··· Records

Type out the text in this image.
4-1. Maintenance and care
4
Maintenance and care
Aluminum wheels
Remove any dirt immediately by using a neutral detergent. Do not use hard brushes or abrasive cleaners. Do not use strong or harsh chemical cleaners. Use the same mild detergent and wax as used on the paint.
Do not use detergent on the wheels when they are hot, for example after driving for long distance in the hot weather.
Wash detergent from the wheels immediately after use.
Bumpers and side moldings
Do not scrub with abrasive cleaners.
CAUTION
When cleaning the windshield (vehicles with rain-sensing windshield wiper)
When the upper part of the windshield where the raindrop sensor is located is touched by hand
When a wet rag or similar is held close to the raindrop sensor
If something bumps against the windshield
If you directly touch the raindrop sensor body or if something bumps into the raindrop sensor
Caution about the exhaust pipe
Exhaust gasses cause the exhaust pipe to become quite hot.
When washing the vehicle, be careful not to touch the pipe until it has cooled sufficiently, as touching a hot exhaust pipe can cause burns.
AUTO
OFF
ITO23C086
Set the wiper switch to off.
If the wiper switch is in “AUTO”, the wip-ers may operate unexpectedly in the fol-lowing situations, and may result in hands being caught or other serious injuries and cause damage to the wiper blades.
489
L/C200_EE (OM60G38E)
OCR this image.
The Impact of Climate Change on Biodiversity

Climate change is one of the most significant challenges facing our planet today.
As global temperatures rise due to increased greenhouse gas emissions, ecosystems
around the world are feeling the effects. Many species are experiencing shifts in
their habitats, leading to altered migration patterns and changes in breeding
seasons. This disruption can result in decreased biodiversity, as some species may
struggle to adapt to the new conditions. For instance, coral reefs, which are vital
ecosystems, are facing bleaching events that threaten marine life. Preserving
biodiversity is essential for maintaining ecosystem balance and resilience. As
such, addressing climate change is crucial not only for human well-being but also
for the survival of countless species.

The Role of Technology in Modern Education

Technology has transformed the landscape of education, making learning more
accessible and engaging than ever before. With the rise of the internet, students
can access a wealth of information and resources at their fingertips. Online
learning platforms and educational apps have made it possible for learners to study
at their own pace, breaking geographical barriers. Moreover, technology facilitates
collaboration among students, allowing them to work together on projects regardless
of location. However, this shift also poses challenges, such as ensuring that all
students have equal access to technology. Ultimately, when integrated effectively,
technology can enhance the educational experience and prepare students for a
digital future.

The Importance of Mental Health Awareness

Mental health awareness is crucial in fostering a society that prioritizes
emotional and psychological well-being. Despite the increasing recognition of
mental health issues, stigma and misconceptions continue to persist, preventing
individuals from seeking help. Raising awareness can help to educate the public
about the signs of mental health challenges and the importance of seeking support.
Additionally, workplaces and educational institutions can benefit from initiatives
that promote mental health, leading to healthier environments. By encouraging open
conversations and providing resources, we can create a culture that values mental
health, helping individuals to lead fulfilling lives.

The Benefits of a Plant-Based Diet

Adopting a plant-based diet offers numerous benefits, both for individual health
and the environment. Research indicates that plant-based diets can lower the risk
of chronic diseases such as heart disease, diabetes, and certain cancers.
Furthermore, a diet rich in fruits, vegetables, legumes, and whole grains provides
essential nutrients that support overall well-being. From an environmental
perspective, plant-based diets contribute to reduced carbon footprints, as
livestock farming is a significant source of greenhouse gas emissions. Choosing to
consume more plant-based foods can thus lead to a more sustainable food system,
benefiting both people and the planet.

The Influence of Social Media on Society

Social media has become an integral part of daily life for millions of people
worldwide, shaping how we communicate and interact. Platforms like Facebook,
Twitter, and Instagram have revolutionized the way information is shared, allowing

······

→ **Set problem**
Reproduce all of the data exactly as given.

→ **Exercise response**
Type out the text in this image.
4-1. Maintenance and care
4
Maintenance and care
Aluminum wheels
Remove any dirt immediately by using a neutral detergent. Do not use hard brushes or abrasive cleaners. Do not use strong or harsh chemical cleaners. Use the same mild detergent and wax as used on the paint.
Do not use detergent on the wheels when they are hot, for example after driving for long distance in the hot weather.
Wash detergent from the wheels immediately after use.
Bumpers and side moldings
Do not scrub with abrasive cleaners.
CAUTION
When cleaning the windshield (vehicles with rain-sensing windshield wiper)
When the upper part of the windshield where the raindrop sensor is located is touched by hand
When a wet rag or similar is held close to the raindrop sensor
If something bumps against the windshield
If you directly touch the raindrop sensor body or if something bumps into the raindrop sensor
Caution about the exhaust pipe
Exhaust gasses cause the exhaust pipe to become quite hot.
When washing the vehicle, be careful not to touch the pipe until it has cooled sufficiently, as touching a hot exhaust pipe can cause burns.
AUTO
OFF
ITO23C086
Set the wiper switch to off.
If the wiper switch is in “AUTO”, the wip-ers may operate unexpectedly in the fol-lowing situations, and may result in hands being caught or other serious injuries and cause damage to the wiper blades.
489
L/C200_EE (OM60G38E)
OCR this image.
The Impact of Climate Change on Biodiversity

Climate change is one of the most significant challenges facing our planet today.
As global temperatures rise due to increased greenhouse gas emissions, ecosystems
around the world are feeling the effects. Many species are experiencing shifts in
their habitats, leading to altered migration patterns and changes in breeding
seasons. This disruption can result in decreased biodiversity, as some species may
struggle to adapt to the new conditions. For instance, coral reefs, which are vital
ecosystems, are facing bleaching events that threaten marine life. Preserving
biodiversity is essential for maintaining ecosystem balance and resilience. As
such, addressing climate change is crucial not only for human well-being but also
for the survival of countless species.

The Role of Technology in Modern Education

Technology has transformed the landscape of education, making learning more
accessible and engaging than ever before. With the rise of the internet, students
can access a wealth of information and resources at their fingertips. Online
learning platforms and educational apps have made it possible for learners to study
at their own pace, breaking geographical barriers. Moreover, technology facilitates
collaboration among students, allowing them to work together on projects regardless
of location. However, this shift also poses challenges, such as ensuring that all
students have equal access to technology. Ultimately, when integrated effectively,
technology can enhance the educational experience and prepare students for a
digital future.

The Importance of Mental Health Awareness

Mental health awareness is crucial in fostering a society that prioritizes
emotional and psychological well-being. Despite the increasing recognition of
mental health issues, stigma and misconceptions continue to persist, preventing
individuals from seeking help. Raising awareness can help to educate the public
about the signs of mental health challenges and the importance of seeking support.
Additionally, workplaces and educational institutions can benefit from initiatives
that promote mental health, leading to healthier environments. By encouraging open
conversations and providing resources, we can create a culture that values mental
health, helping individuals to lead fulfilling lives.

The Benefits of a Plant-Based Diet

Adopting a plant-based diet offers numerous benefits, both for individual health
and the environment. Research indicates that plant-based diets can lower the risk
of chronic diseases such as heart disease, diabetes, and certain cancers.
Furthermore, a diet rich in fruits, vegetables, legumes, and whole grains provides
essential nutrients that support overall well-being. From an environmental
perspective, plant-based diets contribute to reduced carbon footprints, as
livestock farming is a significant source of greenhouse gas emissions. Choosing to
consume more plant-based foods can thus lead to a more sustainable food system,
benefiting both people and the planet.

The Influence of Social Media on Society

Social media has become an integral part of daily life for millions of people
worldwide, shaping how we communicate and interact. Platforms like Facebook,
Twitter, and Instagram have revolutionized the way information is shared, allowing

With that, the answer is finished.